How to complete this task
Search the listing for the string "subtitle". Copy every line that has it.

Extracted material
--- --- ---
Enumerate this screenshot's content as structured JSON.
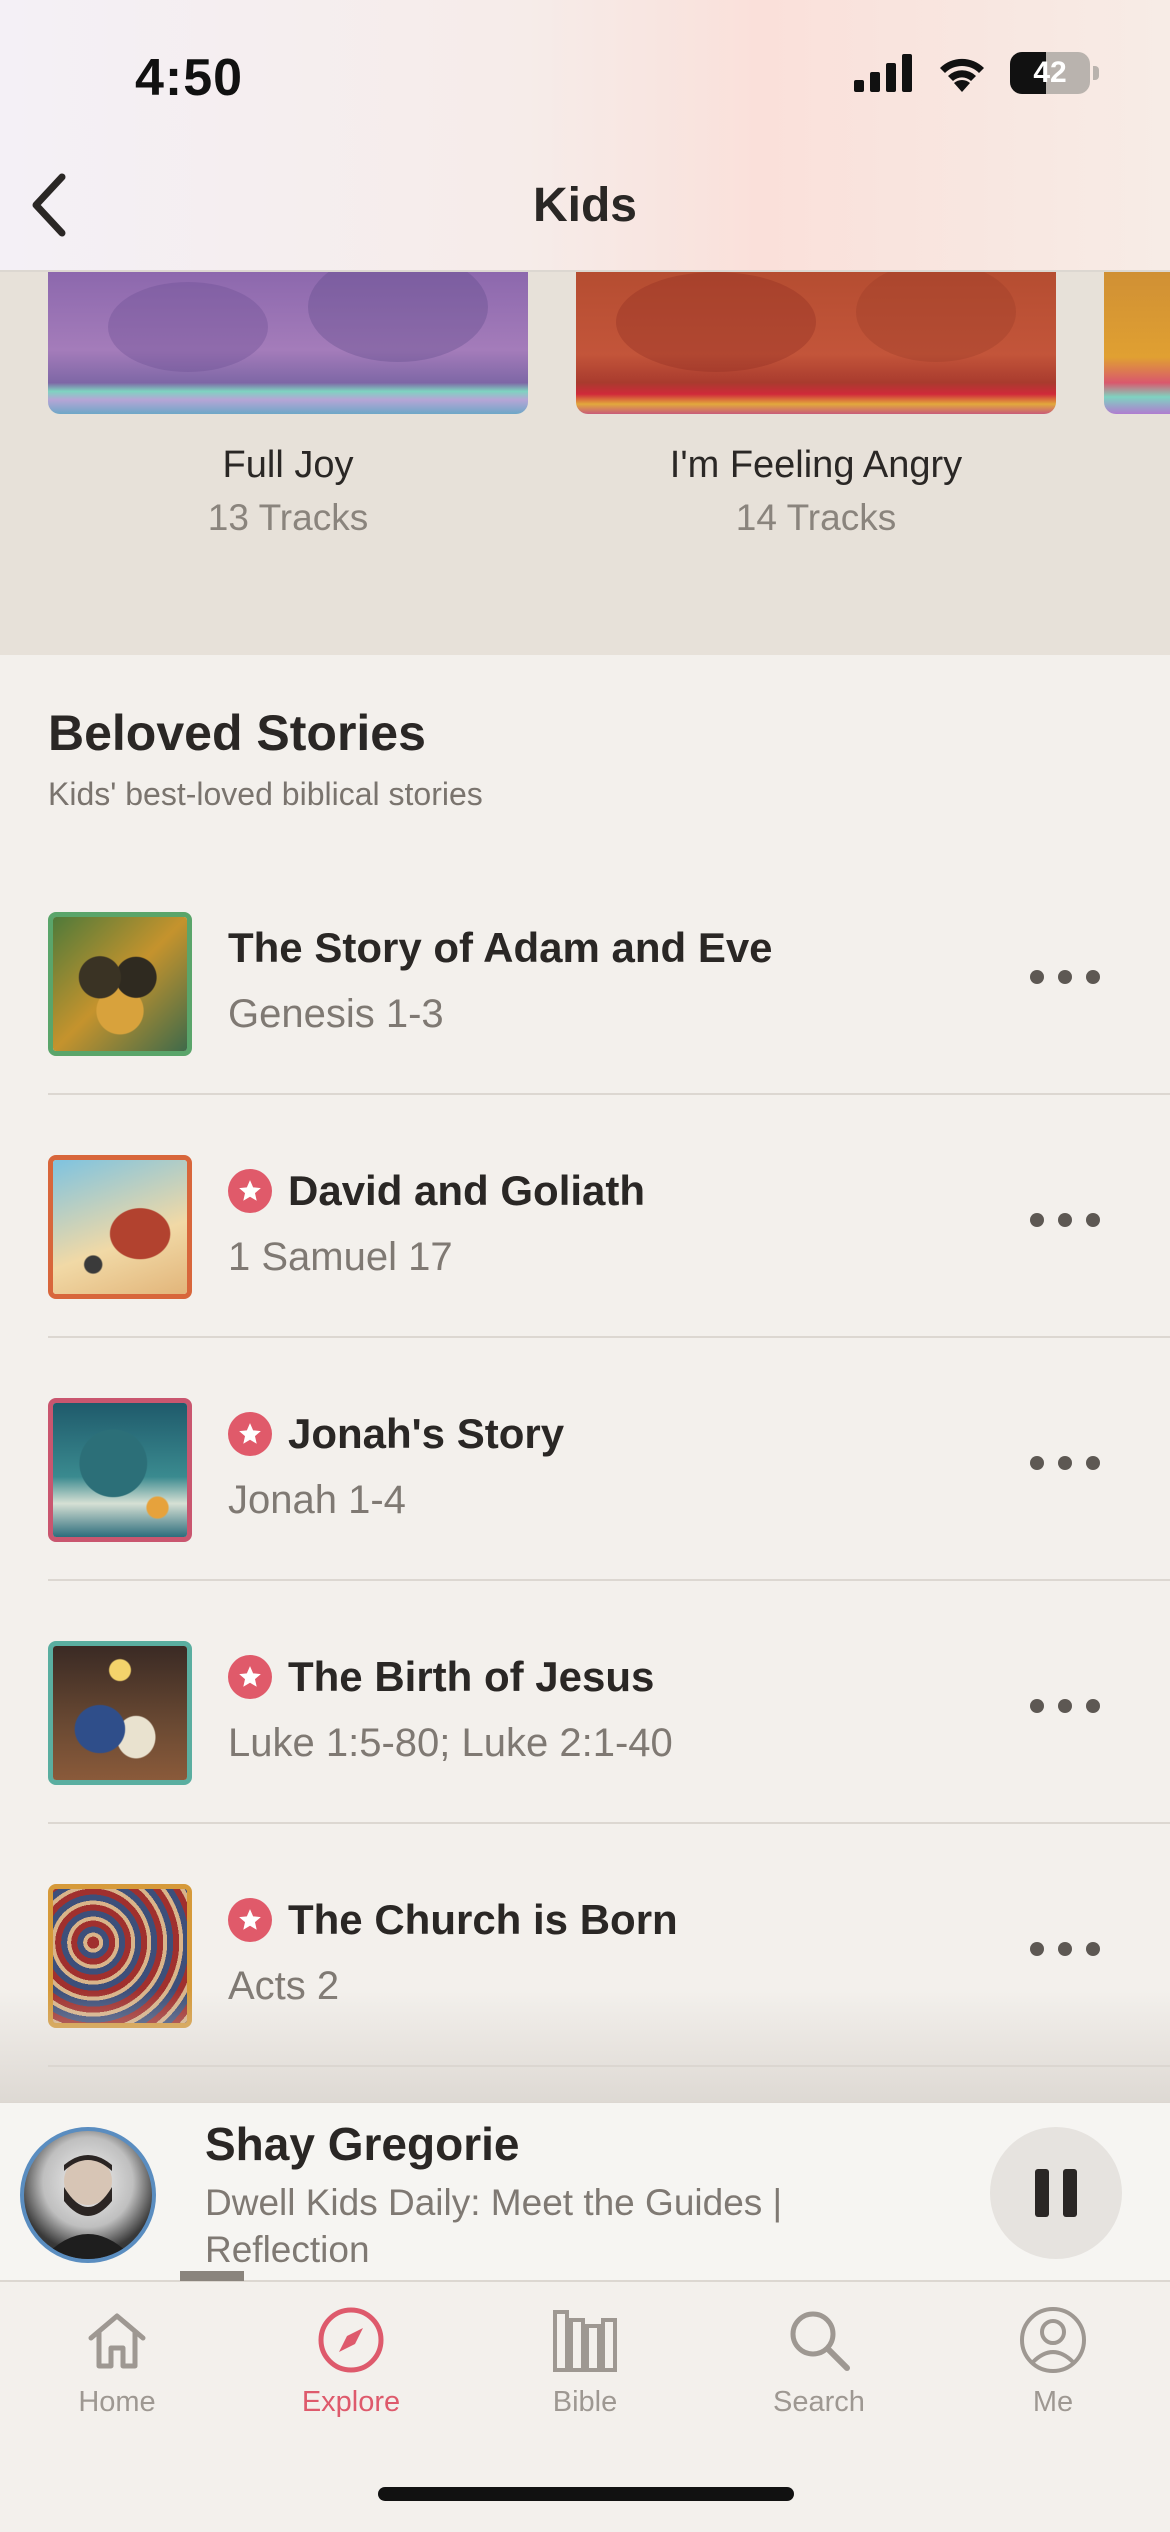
{
  "status_bar": {
    "time": "4:50",
    "battery": "42"
  },
  "header": {
    "title": "Kids",
    "back_icon": "chevron-left-icon"
  },
  "playlists": [
    {
      "title": "Full Joy",
      "tracks": "13 Tracks"
    },
    {
      "title": "I'm Feeling Angry",
      "tracks": "14 Tracks"
    }
  ],
  "section": {
    "title": "Beloved Stories",
    "subtitle": "Kids' best-loved biblical stories",
    "items": [
      {
        "title": "The Story of Adam and Eve",
        "reference": "Genesis 1-3",
        "starred": false,
        "frame_color": "#5aa56a"
      },
      {
        "title": "David and Goliath",
        "reference": "1 Samuel 17",
        "starred": true,
        "frame_color": "#d8663b"
      },
      {
        "title": "Jonah's Story",
        "reference": "Jonah 1-4",
        "starred": true,
        "frame_color": "#c9566f"
      },
      {
        "title": "The Birth of Jesus",
        "reference": "Luke 1:5-80; Luke 2:1-40",
        "starred": true,
        "frame_color": "#5aaea0"
      },
      {
        "title": "The Church is Born",
        "reference": "Acts 2",
        "starred": true,
        "frame_color": "#d69a3a"
      }
    ]
  },
  "player": {
    "title": "Shay Gregorie",
    "subtitle": "Dwell Kids Daily: Meet the Guides | Reflection",
    "state": "playing"
  },
  "tabs": [
    {
      "label": "Home",
      "icon": "home-icon",
      "active": false
    },
    {
      "label": "Explore",
      "icon": "compass-icon",
      "active": true
    },
    {
      "label": "Bible",
      "icon": "books-icon",
      "active": false
    },
    {
      "label": "Search",
      "icon": "search-icon",
      "active": false
    },
    {
      "label": "Me",
      "icon": "person-icon",
      "active": false
    }
  ],
  "colors": {
    "accent": "#de5a6c",
    "background": "#f3f0ec",
    "carousel_bg": "#e7e1d9"
  }
}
--- --- ---
Answer section
    "subtitle": "Kids' best-loved biblical stories",
    "subtitle": "Dwell Kids Daily: Meet the Guides | Reflection",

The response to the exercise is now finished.